Scan the material below for lines with the word "icon" and report how many there are, with nothing added.

----------------

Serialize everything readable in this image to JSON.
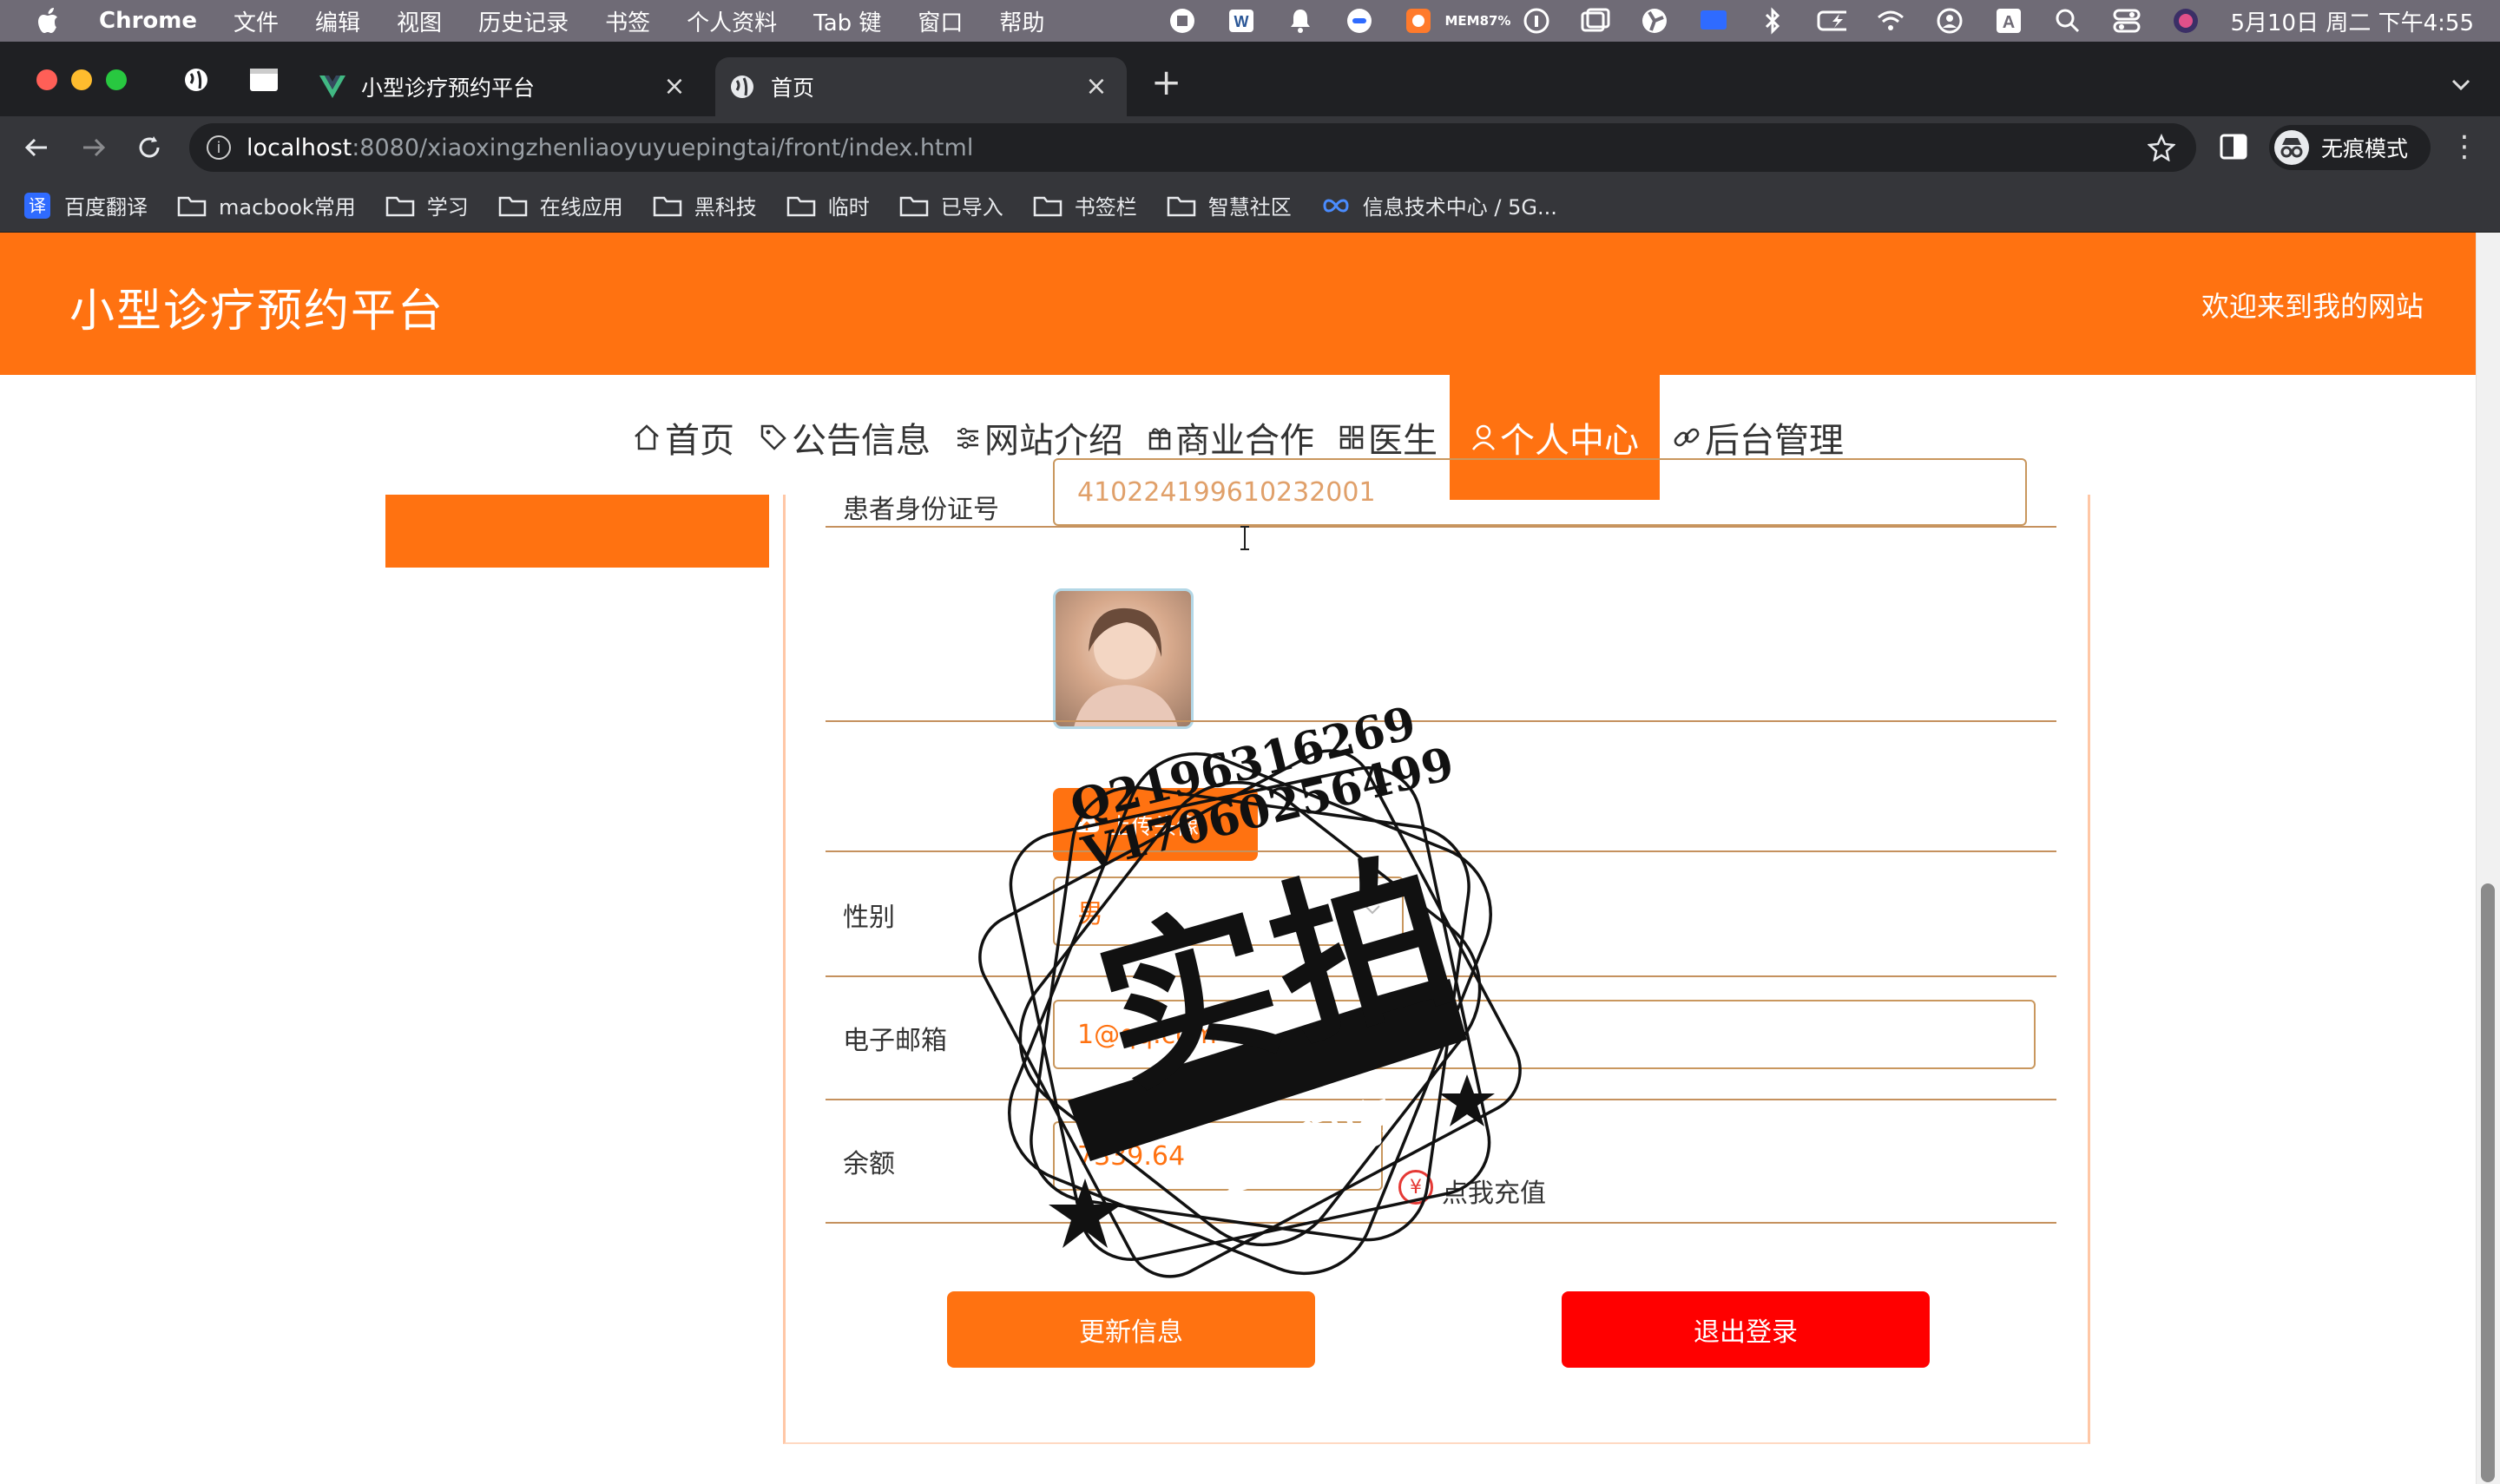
{
  "menubar": {
    "app_name": "Chrome",
    "items": [
      "文件",
      "编辑",
      "视图",
      "历史记录",
      "书签",
      "个人资料",
      "Tab 键",
      "窗口",
      "帮助"
    ],
    "mem_label": "MEM",
    "mem_value": "87%",
    "clock": "5月10日 周二 下午4:55"
  },
  "tabs": [
    {
      "title": "小型诊疗预约平台",
      "active": false
    },
    {
      "title": "首页",
      "active": true
    }
  ],
  "toolbar": {
    "url_host": "localhost",
    "url_rest": ":8080/xiaoxingzhenliaoyuyuepingtai/front/index.html",
    "incognito_label": "无痕模式"
  },
  "bookmarks": [
    "百度翻译",
    "macbook常用",
    "学习",
    "在线应用",
    "黑科技",
    "临时",
    "已导入",
    "书签栏",
    "智慧社区",
    "信息技术中心 / 5G..."
  ],
  "header": {
    "site_title": "小型诊疗预约平台",
    "welcome": "欢迎来到我的网站"
  },
  "nav": [
    {
      "label": "首页",
      "icon": "home-icon",
      "active": false
    },
    {
      "label": "公告信息",
      "icon": "tag-icon",
      "active": false
    },
    {
      "label": "网站介绍",
      "icon": "sliders-icon",
      "active": false
    },
    {
      "label": "商业合作",
      "icon": "gift-icon",
      "active": false
    },
    {
      "label": "医生",
      "icon": "grid-icon",
      "active": false
    },
    {
      "label": "个人中心",
      "icon": "user-icon",
      "active": true
    },
    {
      "label": "后台管理",
      "icon": "link-icon",
      "active": false
    }
  ],
  "form": {
    "id_label": "患者身份证号",
    "id_value": "410224199610232001",
    "upload_label": "上传头像",
    "gender_label": "性别",
    "gender_value": "男",
    "email_label": "电子邮箱",
    "email_value": "1@qq.com",
    "balance_label": "余额",
    "balance_value": "7339.64",
    "recharge_label": "点我充值",
    "update_button": "更新信息",
    "logout_button": "退出登录"
  },
  "watermark": {
    "line1": "Q2196316269",
    "line2": "V17060256499",
    "big": "实拍",
    "ribbon": "全微程序"
  },
  "colors": {
    "brand": "#ff7211",
    "danger": "#ff0000",
    "field_border": "#c9975e"
  }
}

----------------

### THE ANSWER
7